(Element location data)

=-=-=

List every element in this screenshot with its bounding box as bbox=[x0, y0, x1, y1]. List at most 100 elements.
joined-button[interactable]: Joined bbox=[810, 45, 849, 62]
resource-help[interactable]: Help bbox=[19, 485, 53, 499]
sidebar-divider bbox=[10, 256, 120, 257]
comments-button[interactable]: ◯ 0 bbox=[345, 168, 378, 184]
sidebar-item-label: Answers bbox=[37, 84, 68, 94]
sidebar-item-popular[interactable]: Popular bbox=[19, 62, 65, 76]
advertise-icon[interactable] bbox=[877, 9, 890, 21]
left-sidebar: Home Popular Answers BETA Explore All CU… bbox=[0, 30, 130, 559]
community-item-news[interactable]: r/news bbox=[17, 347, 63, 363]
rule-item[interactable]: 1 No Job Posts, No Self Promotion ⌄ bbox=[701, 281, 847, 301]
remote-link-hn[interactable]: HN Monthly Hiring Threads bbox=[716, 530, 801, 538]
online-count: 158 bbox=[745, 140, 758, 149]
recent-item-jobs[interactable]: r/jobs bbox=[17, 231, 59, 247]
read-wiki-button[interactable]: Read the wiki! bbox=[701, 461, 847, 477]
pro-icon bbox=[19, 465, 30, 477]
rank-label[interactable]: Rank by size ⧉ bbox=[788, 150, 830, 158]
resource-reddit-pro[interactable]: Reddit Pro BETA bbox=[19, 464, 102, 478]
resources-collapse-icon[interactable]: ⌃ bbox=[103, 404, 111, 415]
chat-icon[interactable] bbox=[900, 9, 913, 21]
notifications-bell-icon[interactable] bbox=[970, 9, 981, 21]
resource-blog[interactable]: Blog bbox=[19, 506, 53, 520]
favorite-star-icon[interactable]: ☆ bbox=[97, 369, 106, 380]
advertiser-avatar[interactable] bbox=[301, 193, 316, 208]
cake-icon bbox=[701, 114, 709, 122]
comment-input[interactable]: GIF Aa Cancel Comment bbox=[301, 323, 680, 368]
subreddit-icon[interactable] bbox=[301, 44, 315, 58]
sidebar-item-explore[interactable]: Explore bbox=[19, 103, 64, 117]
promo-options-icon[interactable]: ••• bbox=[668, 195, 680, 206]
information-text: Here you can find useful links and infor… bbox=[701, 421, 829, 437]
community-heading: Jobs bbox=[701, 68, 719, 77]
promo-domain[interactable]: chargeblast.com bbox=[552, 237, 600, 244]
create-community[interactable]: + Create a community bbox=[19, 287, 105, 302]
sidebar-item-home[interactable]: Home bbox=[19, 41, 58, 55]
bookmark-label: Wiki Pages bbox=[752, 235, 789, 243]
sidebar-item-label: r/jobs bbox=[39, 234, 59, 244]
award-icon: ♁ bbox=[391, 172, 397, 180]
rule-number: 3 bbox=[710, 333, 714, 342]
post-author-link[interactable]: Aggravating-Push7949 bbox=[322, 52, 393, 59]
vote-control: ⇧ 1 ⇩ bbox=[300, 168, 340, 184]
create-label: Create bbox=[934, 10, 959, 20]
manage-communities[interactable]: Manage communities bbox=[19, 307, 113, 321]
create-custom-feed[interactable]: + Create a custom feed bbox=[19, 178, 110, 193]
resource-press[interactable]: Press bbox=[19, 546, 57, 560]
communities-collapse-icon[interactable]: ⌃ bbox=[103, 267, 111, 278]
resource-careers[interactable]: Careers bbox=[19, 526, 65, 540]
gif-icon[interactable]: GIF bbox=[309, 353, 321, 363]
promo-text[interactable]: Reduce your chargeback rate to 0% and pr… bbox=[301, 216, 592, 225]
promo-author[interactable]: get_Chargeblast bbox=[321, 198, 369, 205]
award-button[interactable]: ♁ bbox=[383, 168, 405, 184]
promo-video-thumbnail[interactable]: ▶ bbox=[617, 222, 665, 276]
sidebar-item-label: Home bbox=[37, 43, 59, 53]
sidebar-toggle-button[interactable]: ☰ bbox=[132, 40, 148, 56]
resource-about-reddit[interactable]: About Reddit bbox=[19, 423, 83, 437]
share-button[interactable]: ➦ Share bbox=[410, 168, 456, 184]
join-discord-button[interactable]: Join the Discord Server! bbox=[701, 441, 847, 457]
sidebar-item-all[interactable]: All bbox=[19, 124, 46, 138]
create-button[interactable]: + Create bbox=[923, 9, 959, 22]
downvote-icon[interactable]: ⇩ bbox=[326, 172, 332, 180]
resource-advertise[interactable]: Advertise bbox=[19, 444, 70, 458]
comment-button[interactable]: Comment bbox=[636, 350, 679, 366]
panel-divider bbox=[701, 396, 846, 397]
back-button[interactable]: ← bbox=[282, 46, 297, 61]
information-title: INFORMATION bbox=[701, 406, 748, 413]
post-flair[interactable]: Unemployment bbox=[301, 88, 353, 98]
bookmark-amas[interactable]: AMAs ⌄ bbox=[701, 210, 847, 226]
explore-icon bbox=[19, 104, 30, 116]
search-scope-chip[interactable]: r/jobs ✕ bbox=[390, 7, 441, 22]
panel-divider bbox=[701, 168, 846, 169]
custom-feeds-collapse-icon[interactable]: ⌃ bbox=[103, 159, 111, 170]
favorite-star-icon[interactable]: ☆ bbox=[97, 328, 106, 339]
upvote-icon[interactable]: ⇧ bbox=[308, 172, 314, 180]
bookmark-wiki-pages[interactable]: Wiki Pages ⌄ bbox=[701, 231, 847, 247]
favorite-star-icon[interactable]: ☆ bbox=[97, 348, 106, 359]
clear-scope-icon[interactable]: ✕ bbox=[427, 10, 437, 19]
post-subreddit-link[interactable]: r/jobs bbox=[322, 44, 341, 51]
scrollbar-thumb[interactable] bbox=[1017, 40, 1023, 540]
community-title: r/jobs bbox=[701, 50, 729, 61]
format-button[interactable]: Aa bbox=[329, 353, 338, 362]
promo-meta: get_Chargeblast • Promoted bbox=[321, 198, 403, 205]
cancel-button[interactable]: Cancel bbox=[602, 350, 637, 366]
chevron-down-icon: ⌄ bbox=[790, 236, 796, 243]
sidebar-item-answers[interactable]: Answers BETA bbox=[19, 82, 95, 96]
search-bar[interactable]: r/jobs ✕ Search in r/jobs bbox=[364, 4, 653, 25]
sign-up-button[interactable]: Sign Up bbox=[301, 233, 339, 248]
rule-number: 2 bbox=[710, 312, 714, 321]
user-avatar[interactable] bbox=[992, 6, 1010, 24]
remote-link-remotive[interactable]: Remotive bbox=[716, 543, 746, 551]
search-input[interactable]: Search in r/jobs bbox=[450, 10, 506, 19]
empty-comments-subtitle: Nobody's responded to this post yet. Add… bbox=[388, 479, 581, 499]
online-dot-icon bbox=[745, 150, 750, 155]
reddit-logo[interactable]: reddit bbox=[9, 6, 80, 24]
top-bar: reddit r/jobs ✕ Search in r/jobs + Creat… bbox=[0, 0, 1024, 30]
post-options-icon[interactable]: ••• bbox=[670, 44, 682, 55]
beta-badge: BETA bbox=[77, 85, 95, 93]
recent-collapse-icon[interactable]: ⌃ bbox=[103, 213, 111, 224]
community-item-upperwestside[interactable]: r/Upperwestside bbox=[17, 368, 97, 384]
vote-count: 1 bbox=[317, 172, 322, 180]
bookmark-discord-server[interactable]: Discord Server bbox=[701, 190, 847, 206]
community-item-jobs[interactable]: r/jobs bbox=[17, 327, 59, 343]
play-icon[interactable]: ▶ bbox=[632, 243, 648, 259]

=-=-=

(GIVEN REQUEST) Repeat the lines of the listing above word for word, from its first line through the line containing "sidebar-item-label: r/jobs bbox=[39, 234, 59, 244]", including both.

(SOLVED EXERCISE)
List every element in this screenshot with its bounding box as bbox=[x0, y0, x1, y1]. List at most 100 elements.
joined-button[interactable]: Joined bbox=[810, 45, 849, 62]
resource-help[interactable]: Help bbox=[19, 485, 53, 499]
sidebar-divider bbox=[10, 256, 120, 257]
comments-button[interactable]: ◯ 0 bbox=[345, 168, 378, 184]
sidebar-item-label: Answers bbox=[37, 84, 68, 94]
sidebar-item-popular[interactable]: Popular bbox=[19, 62, 65, 76]
advertise-icon[interactable] bbox=[877, 9, 890, 21]
left-sidebar: Home Popular Answers BETA Explore All CU… bbox=[0, 30, 130, 559]
community-item-news[interactable]: r/news bbox=[17, 347, 63, 363]
rule-item[interactable]: 1 No Job Posts, No Self Promotion ⌄ bbox=[701, 281, 847, 301]
remote-link-hn[interactable]: HN Monthly Hiring Threads bbox=[716, 530, 801, 538]
online-count: 158 bbox=[745, 140, 758, 149]
recent-item-jobs[interactable]: r/jobs bbox=[17, 231, 59, 247]
read-wiki-button[interactable]: Read the wiki! bbox=[701, 461, 847, 477]
pro-icon bbox=[19, 465, 30, 477]
rank-label[interactable]: Rank by size ⧉ bbox=[788, 150, 830, 158]
resource-reddit-pro[interactable]: Reddit Pro BETA bbox=[19, 464, 102, 478]
resources-collapse-icon[interactable]: ⌃ bbox=[103, 404, 111, 415]
chat-icon[interactable] bbox=[900, 9, 913, 21]
notifications-bell-icon[interactable] bbox=[970, 9, 981, 21]
resource-blog[interactable]: Blog bbox=[19, 506, 53, 520]
favorite-star-icon[interactable]: ☆ bbox=[97, 369, 106, 380]
advertiser-avatar[interactable] bbox=[301, 193, 316, 208]
cake-icon bbox=[701, 114, 709, 122]
comment-input[interactable]: GIF Aa Cancel Comment bbox=[301, 323, 680, 368]
subreddit-icon[interactable] bbox=[301, 44, 315, 58]
sidebar-item-explore[interactable]: Explore bbox=[19, 103, 64, 117]
promo-options-icon[interactable]: ••• bbox=[668, 195, 680, 206]
information-text: Here you can find useful links and infor… bbox=[701, 421, 829, 437]
community-heading: Jobs bbox=[701, 68, 719, 77]
promo-domain[interactable]: chargeblast.com bbox=[552, 237, 600, 244]
create-community[interactable]: + Create a community bbox=[19, 287, 105, 302]
sidebar-item-home[interactable]: Home bbox=[19, 41, 58, 55]
bookmark-label: Wiki Pages bbox=[752, 235, 789, 243]
sidebar-item-label: r/jobs bbox=[39, 234, 59, 244]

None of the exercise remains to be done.